# ENTRIES PROVIDED
********************
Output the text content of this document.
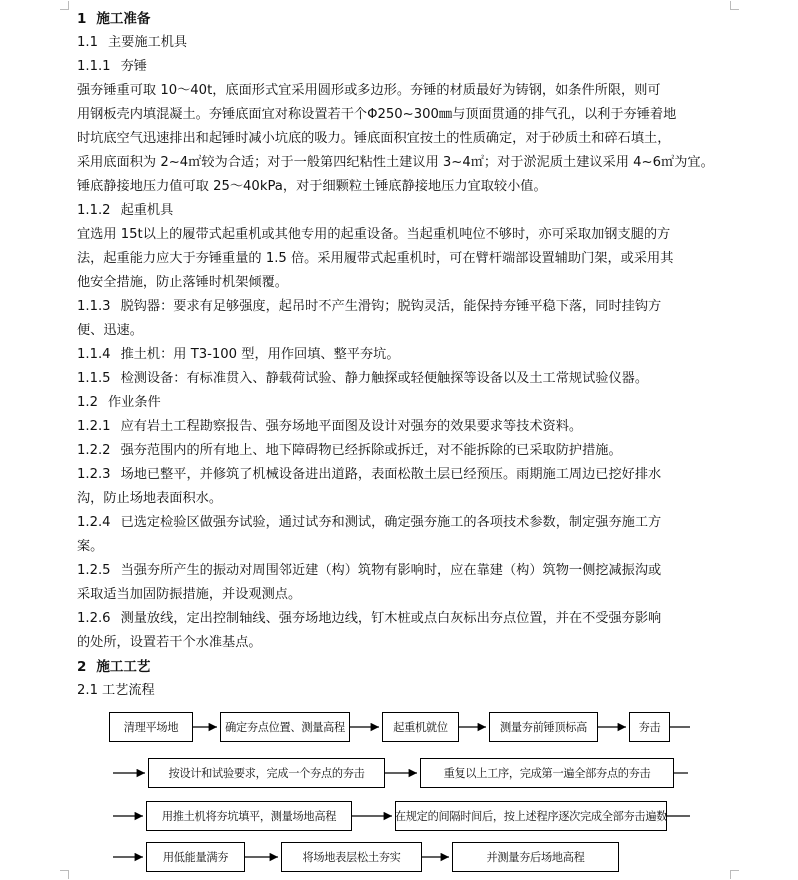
1 施工准备
1.1 主要施工机具
1.1.1 夯锤
强夯锤重可取 10～40t，底面形式宜采用圆形或多边形。夯锤的材质最好为铸钢，如条件所限，则可
用钢板壳内填混凝土。夯锤底面宜对称设置若干个Φ250~300㎜与顶面贯通的排气孔，以利于夯锤着地
时坑底空气迅速排出和起锤时减小坑底的吸力。锤底面积宜按土的性质确定，对于砂质土和碎石填土，
采用底面积为 2~4㎡较为合适；对于一般第四纪粘性土建议用 3~4㎡；对于淤泥质土建议采用 4~6㎡为宜。
锤底静接地压力值可取 25～40kPa，对于细颗粒土锤底静接地压力宜取较小值。
1.1.2 起重机具
宜选用 15t以上的履带式起重机或其他专用的起重设备。当起重机吨位不够时，亦可采取加钢支腿的方
法，起重能力应大于夯锤重量的 1.5 倍。采用履带式起重机时，可在臂杆端部设置辅助门架，或采用其
他安全措施，防止落锤时机架倾覆。
1.1.3 脱钩器：要求有足够强度，起吊时不产生滑钩；脱钩灵活，能保持夯锤平稳下落，同时挂钩方
便、迅速。
1.1.4 推土机：用 T3-100 型，用作回填、整平夯坑。
1.1.5 检测设备：有标准贯入、静载荷试验、静力触探或轻便触探等设备以及土工常规试验仪器。
1.2 作业条件
1.2.1 应有岩土工程勘察报告、强夯场地平面图及设计对强夯的效果要求等技术资料。
1.2.2 强夯范围内的所有地上、地下障碍物已经拆除或拆迁，对不能拆除的已采取防护措施。
1.2.3 场地已整平，并修筑了机械设备进出道路，表面松散土层已经预压。雨期施工周边已挖好排水
沟，防止场地表面积水。
1.2.4 已选定检验区做强夯试验，通过试夯和测试，确定强夯施工的各项技术参数，制定强夯施工方
案。
1.2.5 当强夯所产生的振动对周围邻近建（构）筑物有影响时，应在靠建（构）筑物一侧挖减振沟或
采取适当加固防振措施，并设观测点。
1.2.6 测量放线，定出控制轴线、强夯场地边线，钉木桩或点白灰标出夯点位置，并在不受强夯影响
的处所，设置若干个水准基点。
2 施工工艺
2.1 工艺流程
清理平场地	确定夯点位置、测量高程	起重机就位	测量夯前锤顶标高	夯击
按设计和试验要求，完成一个夯点的夯击	重复以上工序，完成第一遍全部夯点的夯击
用推土机将夯坑填平，测量场地高程	在规定的间隔时间后，按上述程序逐次完成全部夯击遍数
用低能量满夯	将场地表层松土夯实	并测量夯后场地高程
********************
# EXERCISE REQUIREMENTS
Reproduce all of the material above word for word. Omit the pictures.

# EXERCISE ANSWER
Output the text content of this document.
1 施工准备
1.1 主要施工机具
1.1.1 夯锤
强夯锤重可取 10～40t，底面形式宜采用圆形或多边形。夯锤的材质最好为铸钢，如条件所限，则可
用钢板壳内填混凝土。夯锤底面宜对称设置若干个Φ250~300㎜与顶面贯通的排气孔，以利于夯锤着地
时坑底空气迅速排出和起锤时减小坑底的吸力。锤底面积宜按土的性质确定，对于砂质土和碎石填土，
采用底面积为 2~4㎡较为合适；对于一般第四纪粘性土建议用 3~4㎡；对于淤泥质土建议采用 4~6㎡为宜。
锤底静接地压力值可取 25～40kPa，对于细颗粒土锤底静接地压力宜取较小值。
1.1.2 起重机具
宜选用 15t以上的履带式起重机或其他专用的起重设备。当起重机吨位不够时，亦可采取加钢支腿的方
法，起重能力应大于夯锤重量的 1.5 倍。采用履带式起重机时，可在臂杆端部设置辅助门架，或采用其
他安全措施，防止落锤时机架倾覆。
1.1.3 脱钩器：要求有足够强度，起吊时不产生滑钩；脱钩灵活，能保持夯锤平稳下落，同时挂钩方
便、迅速。
1.1.4 推土机：用 T3-100 型，用作回填、整平夯坑。
1.1.5 检测设备：有标准贯入、静载荷试验、静力触探或轻便触探等设备以及土工常规试验仪器。
1.2 作业条件
1.2.1 应有岩土工程勘察报告、强夯场地平面图及设计对强夯的效果要求等技术资料。
1.2.2 强夯范围内的所有地上、地下障碍物已经拆除或拆迁，对不能拆除的已采取防护措施。
1.2.3 场地已整平，并修筑了机械设备进出道路，表面松散土层已经预压。雨期施工周边已挖好排水
沟，防止场地表面积水。
1.2.4 已选定检验区做强夯试验，通过试夯和测试，确定强夯施工的各项技术参数，制定强夯施工方
案。
1.2.5 当强夯所产生的振动对周围邻近建（构）筑物有影响时，应在靠建（构）筑物一侧挖减振沟或
采取适当加固防振措施，并设观测点。
1.2.6 测量放线，定出控制轴线、强夯场地边线，钉木桩或点白灰标出夯点位置，并在不受强夯影响
的处所，设置若干个水准基点。
2 施工工艺
2.1 工艺流程
清理平场地	确定夯点位置、测量高程	起重机就位	测量夯前锤顶标高	夯击
按设计和试验要求，完成一个夯点的夯击	重复以上工序，完成第一遍全部夯点的夯击
用推土机将夯坑填平，测量场地高程	在规定的间隔时间后，按上述程序逐次完成全部夯击遍数
用低能量满夯	将场地表层松土夯实	并测量夯后场地高程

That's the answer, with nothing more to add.